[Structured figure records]
+ + + + + + +

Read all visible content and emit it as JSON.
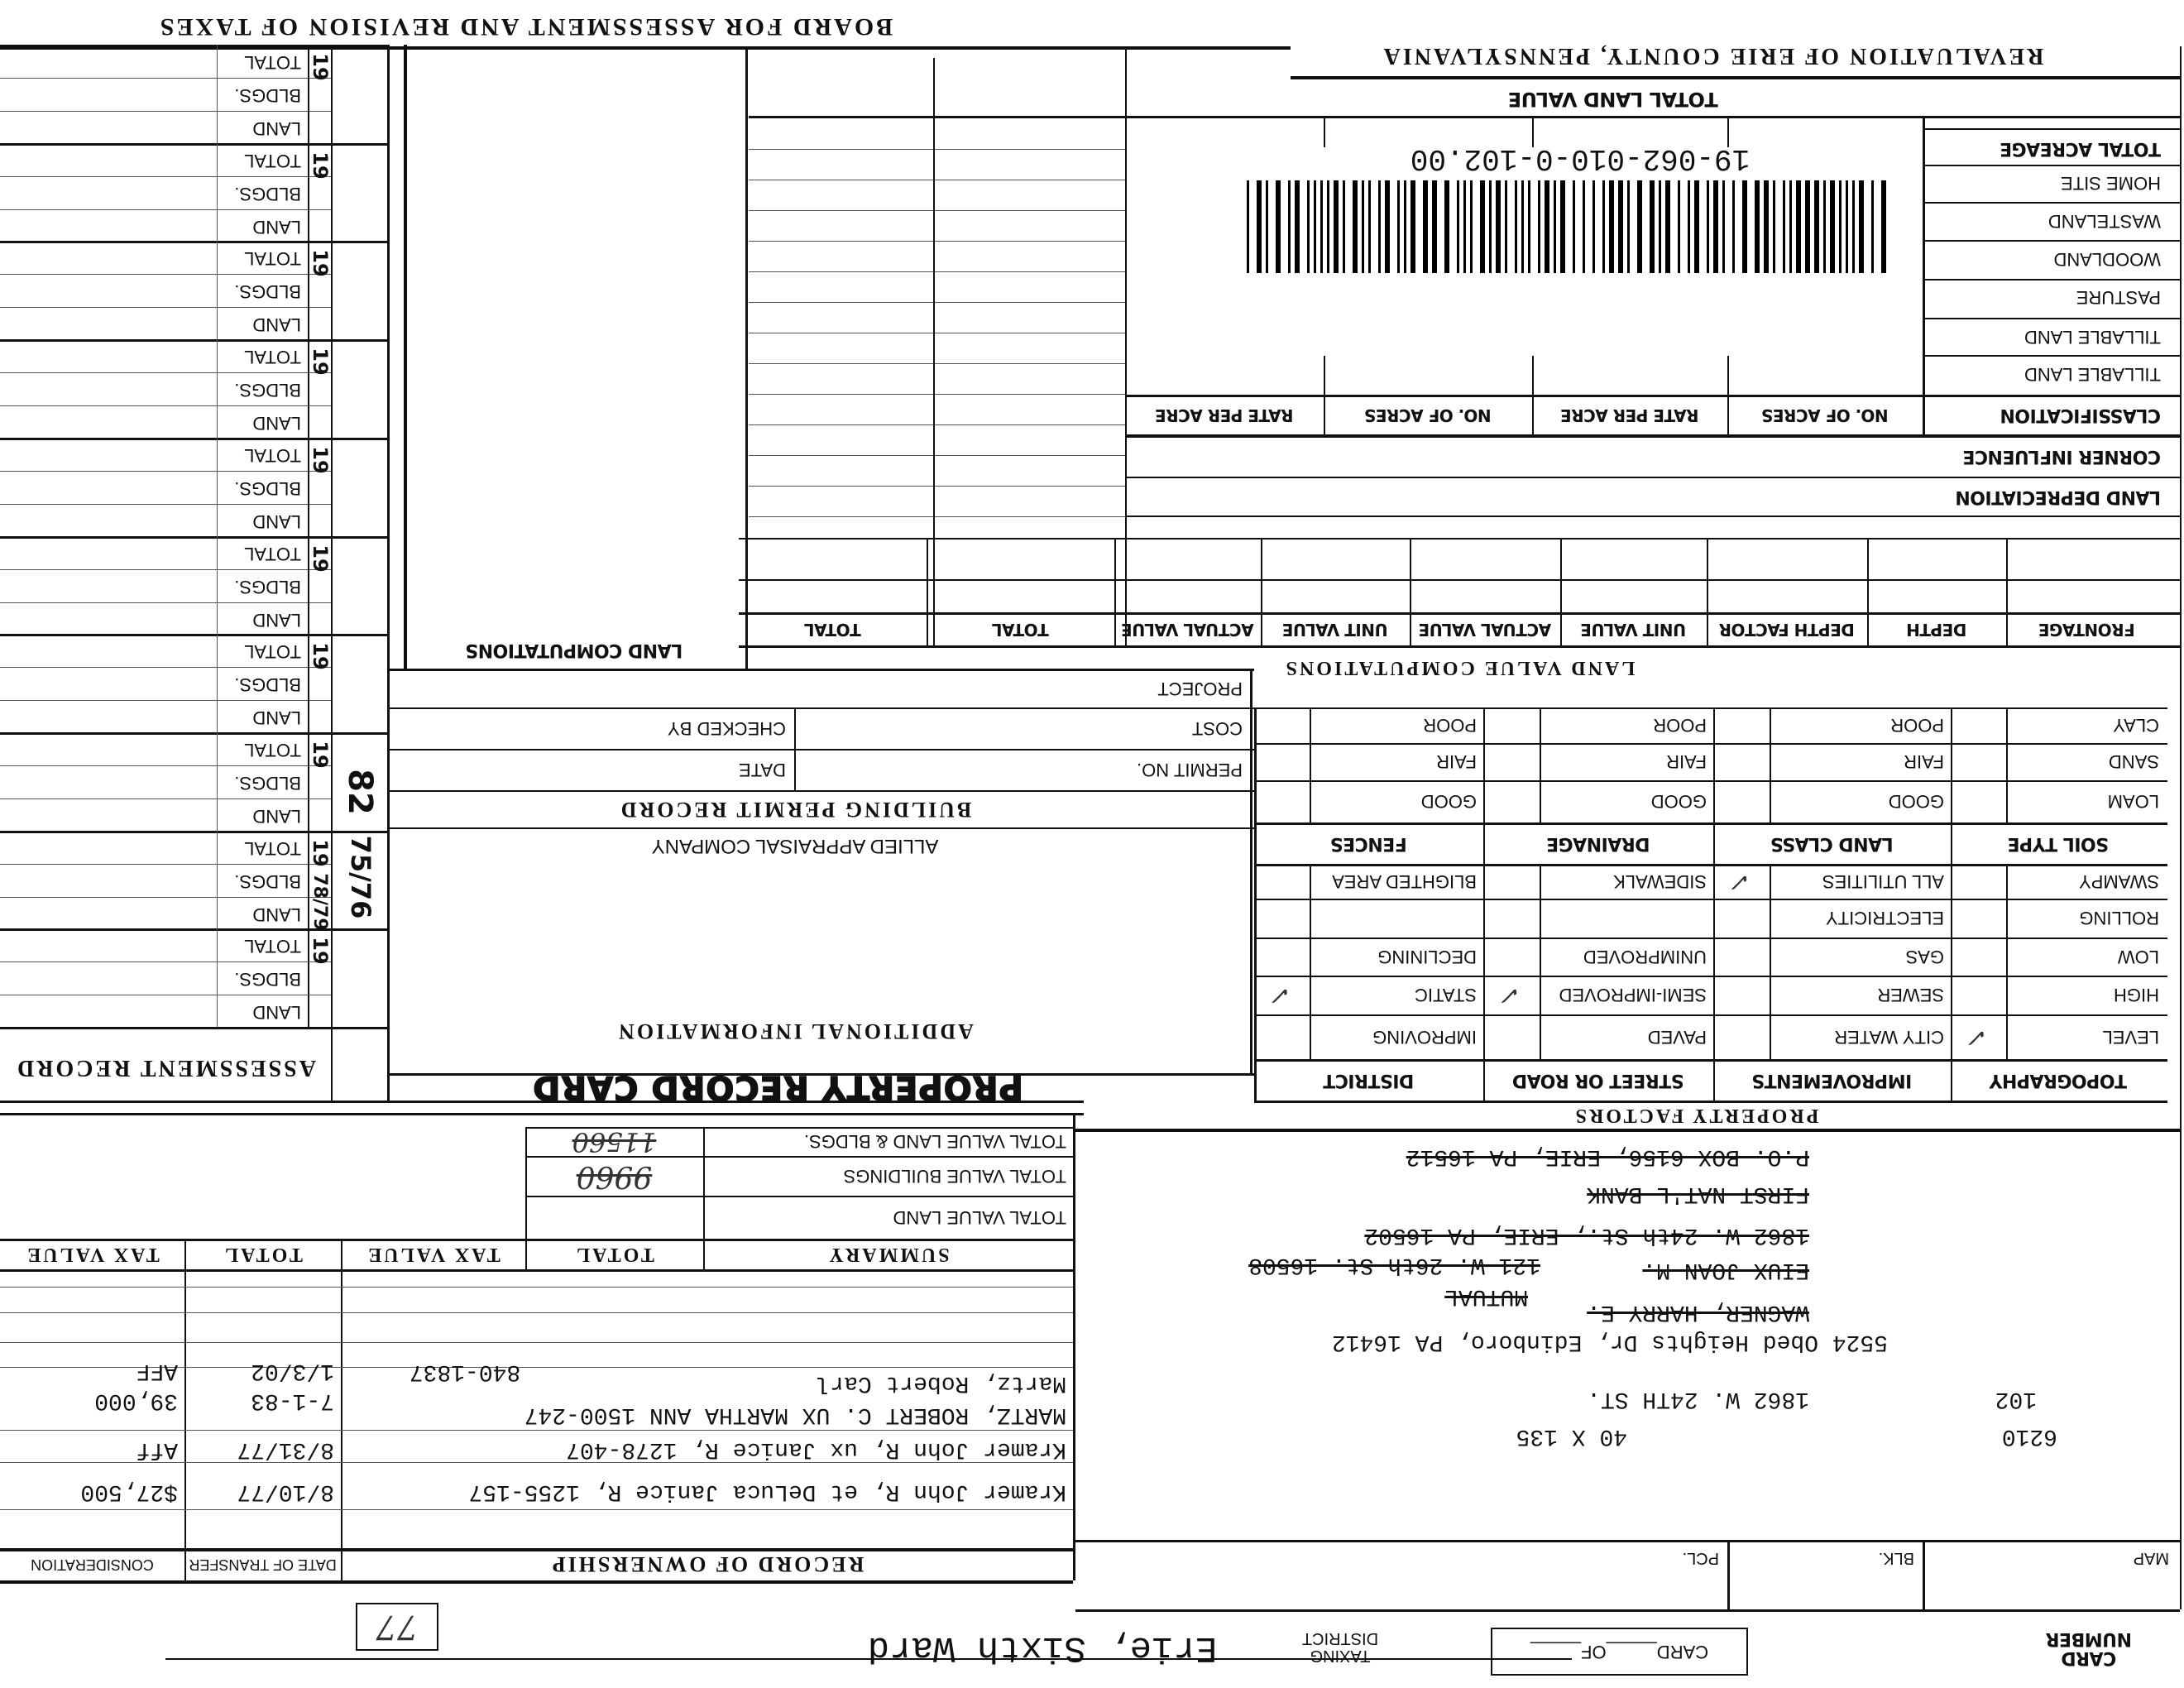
{
  "header": {
    "board_title": "BOARD FOR ASSESSMENT AND REVISION OF TAXES",
    "county_title": "REVALUATION OF ERIE COUNTY, PENNSYLVANIA",
    "total_land_value": "TOTAL LAND VALUE"
  },
  "barcode": {
    "parcel_id": "19-062-010-0-102.00"
  },
  "classification": {
    "rows": [
      "TOTAL ACREAGE",
      "HOME SITE",
      "WASTELAND",
      "WOODLAND",
      "PASTURE",
      "TILLABLE LAND",
      "TILLABLE LAND"
    ],
    "header": "CLASSIFICATION",
    "columns": [
      "NO. OF ACRES",
      "RATE PER ACRE",
      "NO. OF ACRES",
      "RATE PER ACRE"
    ],
    "corner_influence": "CORNER INFLUENCE",
    "land_depreciation": "LAND DEPRECIATION"
  },
  "land_value": {
    "title": "LAND VALUE COMPUTATIONS",
    "columns": [
      "FRONTAGE",
      "DEPTH",
      "DEPTH FACTOR",
      "UNIT VALUE",
      "ACTUAL VALUE",
      "UNIT VALUE",
      "ACTUAL VALUE",
      "TOTAL",
      "TOTAL"
    ]
  },
  "land_computations": {
    "title": "LAND COMPUTATIONS"
  },
  "property_factors": {
    "title": "PROPERTY FACTORS",
    "soil_rows": [
      [
        "CLAY",
        "POOR",
        "POOR",
        "POOR"
      ],
      [
        "SAND",
        "FAIR",
        "FAIR",
        "FAIR"
      ],
      [
        "LOAM",
        "GOOD",
        "GOOD",
        "GOOD"
      ]
    ],
    "soil_headers": [
      "SOIL TYPE",
      "LAND CLASS",
      "DRAINAGE",
      "FENCES"
    ],
    "topo_rows": [
      [
        "SWAMPY",
        "ALL UTILITIES",
        "SIDEWALK",
        "BLIGHTED AREA"
      ],
      [
        "ROLLING",
        "ELECTRICITY",
        "",
        ""
      ],
      [
        "LOW",
        "GAS",
        "UNIMPROVED",
        "DECLINING"
      ],
      [
        "HIGH",
        "SEWER",
        "SEMI-IMPROVED",
        "STATIC"
      ],
      [
        "LEVEL",
        "CITY WATER",
        "PAVED",
        "IMPROVING"
      ]
    ],
    "topo_headers": [
      "TOPOGRAPHY",
      "IMPROVEMENTS",
      "STREET OR ROAD",
      "DISTRICT"
    ],
    "check_mark": "✓",
    "checked": [
      "LEVEL",
      "ALL UTILITIES",
      "SEMI-IMPROVED",
      "STATIC"
    ]
  },
  "permit": {
    "project": "PROJECT",
    "checked_by": "CHECKED BY",
    "cost": "COST",
    "date": "DATE",
    "permit_no": "PERMIT NO.",
    "title": "BUILDING PERMIT RECORD",
    "appraiser": "ALLIED APPRAISAL COMPANY",
    "additional_info": "ADDITIONAL INFORMATION",
    "card_title": "PROPERTY RECORD CARD"
  },
  "assessment": {
    "title": "ASSESSMENT RECORD",
    "year_prefix": "19",
    "row_labels": [
      "TOTAL",
      "BLDGS.",
      "LAND"
    ],
    "stamps": [
      "82",
      "78/79",
      "75/76"
    ]
  },
  "summary": {
    "title": "SUMMARY",
    "rows": [
      "TOTAL VALUE LAND & BLDGS.",
      "TOTAL VALUE BUILDINGS",
      "TOTAL VALUE LAND"
    ],
    "total_header": "TOTAL",
    "tax_value_header": "TAX VALUE",
    "total_header_2": "TOTAL",
    "tax_value_header_2": "TAX VALUE",
    "handwritten_land_bldgs": "11560",
    "handwritten_buildings": "9960"
  },
  "ownership": {
    "title": "RECORD OF OWNERSHIP",
    "date_header": "DATE OF TRANSFER",
    "consideration_header": "CONSIDERATION",
    "entries": [
      {
        "name": "Kramer John R, et DeLuca Janice R, 1255-157",
        "date": "8/10/77",
        "consideration": "$27,500"
      },
      {
        "name": "Kramer John R, ux Janice R,  1278-407",
        "date": "8/31/77",
        "consideration": "Aff"
      },
      {
        "name": "MARTZ, ROBERT C. UX MARTHA ANN  1500-247",
        "date": "7-1-83",
        "consideration": "39,000"
      },
      {
        "name": "Martz, Robert Carl",
        "deed": "840-1837",
        "date": "1/3/02",
        "consideration": "AFF"
      }
    ]
  },
  "owner_address": {
    "lines": [
      {
        "text": "P.O. BOX 6156, ERIE, PA 16512",
        "struck": true
      },
      {
        "text": "FIRST NAT'L BANK",
        "struck": true
      },
      {
        "text": "1862 W. 24th St., ERIE, PA 16502",
        "struck": true
      },
      {
        "text": "121 W. 26th St. 16508",
        "struck": true
      },
      {
        "text": "EIUX JOAN M.",
        "struck": true
      },
      {
        "text": "MUTUAL",
        "struck": true
      },
      {
        "text": "WAGNER, HARRY E.",
        "struck": true
      },
      {
        "text": "5524 Obed Heights Dr, Edinboro, PA 16412",
        "struck": false
      }
    ]
  },
  "property": {
    "parcel": "102",
    "address": "1862 W. 24TH ST.",
    "code": "6210",
    "dimensions": "40 X 135"
  },
  "footer": {
    "map_label": "MAP",
    "blk_label": "BLK.",
    "pcl_label": "PCL.",
    "card_number": "CARD NUMBER",
    "card_of": "CARD_____OF_____",
    "taxing_district_label": "TAXING DISTRICT",
    "taxing_district": "Erie, Sixth Ward",
    "box_number": "77"
  }
}
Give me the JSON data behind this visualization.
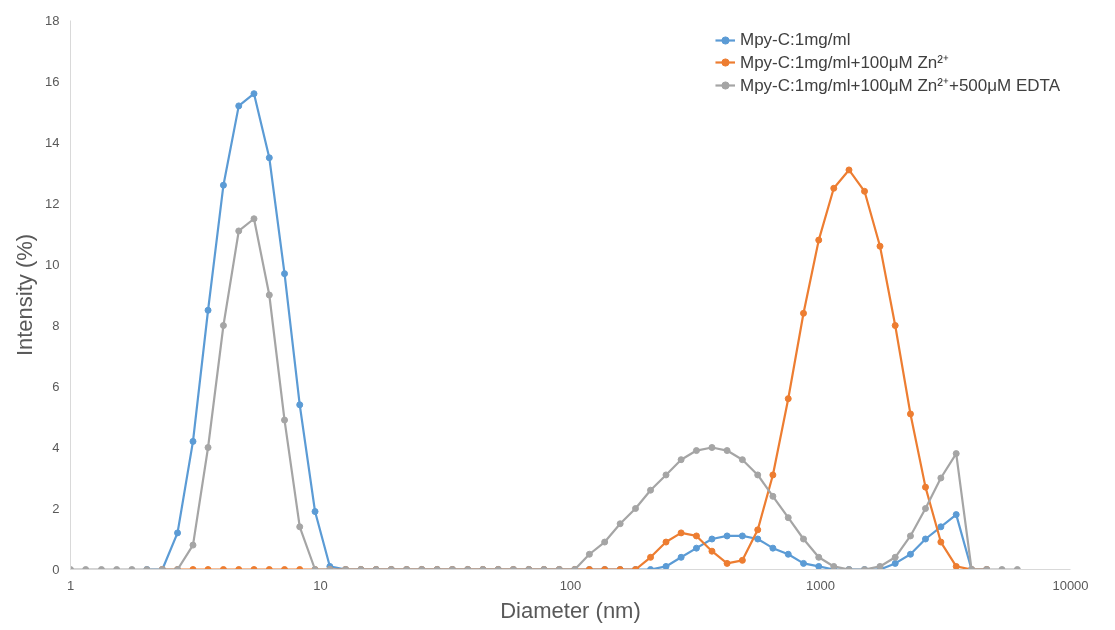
{
  "chart_data": {
    "type": "line",
    "xlabel": "Diameter (nm)",
    "ylabel": "Intensity (%)",
    "log": "x",
    "xlim": [
      1,
      10000
    ],
    "xticks": [
      1,
      10,
      100,
      1000,
      10000
    ],
    "ylim": [
      0,
      18
    ],
    "yticks": [
      0,
      2,
      4,
      6,
      8,
      10,
      12,
      14,
      16,
      18
    ],
    "grid": false,
    "legend": "top right",
    "marker": "circle",
    "line_style": "solid",
    "x": [
      1.0,
      1.15,
      1.33,
      1.53,
      1.76,
      2.02,
      2.33,
      2.68,
      3.09,
      3.55,
      4.09,
      4.71,
      5.42,
      6.24,
      7.18,
      8.26,
      9.51,
      10.9,
      12.6,
      14.5,
      16.7,
      19.2,
      22.1,
      25.4,
      29.3,
      33.7,
      38.8,
      44.6,
      51.4,
      59.1,
      68.1,
      78.3,
      90.2,
      104,
      119,
      137,
      158,
      182,
      209,
      241,
      277,
      319,
      368,
      423,
      487,
      561,
      645,
      743,
      855,
      984,
      1130,
      1300,
      1500,
      1730,
      1990,
      2290,
      2630,
      3030,
      3490,
      4020,
      4620,
      5320,
      6130
    ],
    "series": [
      {
        "name": "Mpy-C:1mg/ml",
        "color": "#5b9bd5",
        "values": [
          null,
          null,
          null,
          null,
          null,
          0,
          0,
          1.2,
          4.2,
          8.5,
          12.6,
          15.2,
          15.6,
          13.5,
          9.7,
          5.4,
          1.9,
          0.1,
          0,
          0,
          0,
          0,
          0,
          0,
          0,
          0,
          0,
          0,
          0,
          0,
          0,
          0,
          0,
          0,
          0,
          0,
          0,
          0,
          0,
          0.1,
          0.4,
          0.7,
          1.0,
          1.1,
          1.1,
          1.0,
          0.7,
          0.5,
          0.2,
          0.1,
          0,
          0,
          0,
          0,
          0.2,
          0.5,
          1.0,
          1.4,
          1.8,
          0,
          0,
          null,
          null
        ]
      },
      {
        "name": "Mpy-C:1mg/ml+100μM Zn²⁺",
        "color": "#ed7d31",
        "values": [
          null,
          null,
          null,
          null,
          null,
          null,
          0,
          0,
          0,
          0,
          0,
          0,
          0,
          0,
          0,
          0,
          0,
          0,
          0,
          0,
          0,
          0,
          0,
          0,
          0,
          0,
          0,
          0,
          0,
          0,
          0,
          0,
          0,
          0,
          0,
          0,
          0,
          0,
          0.4,
          0.9,
          1.2,
          1.1,
          0.6,
          0.2,
          0.3,
          1.3,
          3.1,
          5.6,
          8.4,
          10.8,
          12.5,
          13.1,
          12.4,
          10.6,
          8.0,
          5.1,
          2.7,
          0.9,
          0.1,
          0,
          0,
          null,
          null
        ]
      },
      {
        "name": "Mpy-C:1mg/ml+100μM Zn²⁺+500μM EDTA",
        "color": "#a5a5a5",
        "values": [
          0,
          0,
          0,
          0,
          0,
          0,
          0,
          0,
          0.8,
          4.0,
          8.0,
          11.1,
          11.5,
          9.0,
          4.9,
          1.4,
          0,
          0,
          0,
          0,
          0,
          0,
          0,
          0,
          0,
          0,
          0,
          0,
          0,
          0,
          0,
          0,
          0,
          0,
          0.5,
          0.9,
          1.5,
          2.0,
          2.6,
          3.1,
          3.6,
          3.9,
          4.0,
          3.9,
          3.6,
          3.1,
          2.4,
          1.7,
          1.0,
          0.4,
          0.1,
          0,
          0,
          0.1,
          0.4,
          1.1,
          2.0,
          3.0,
          3.8,
          0,
          0,
          0,
          0
        ]
      }
    ]
  }
}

+ + + + + + +

DO THIS: Which lines contain "JSON"? Copy each of them.

SOLUTION BELOW:
Read all visible content and emit it as JSON.
Give me the JSON data behind this visualization.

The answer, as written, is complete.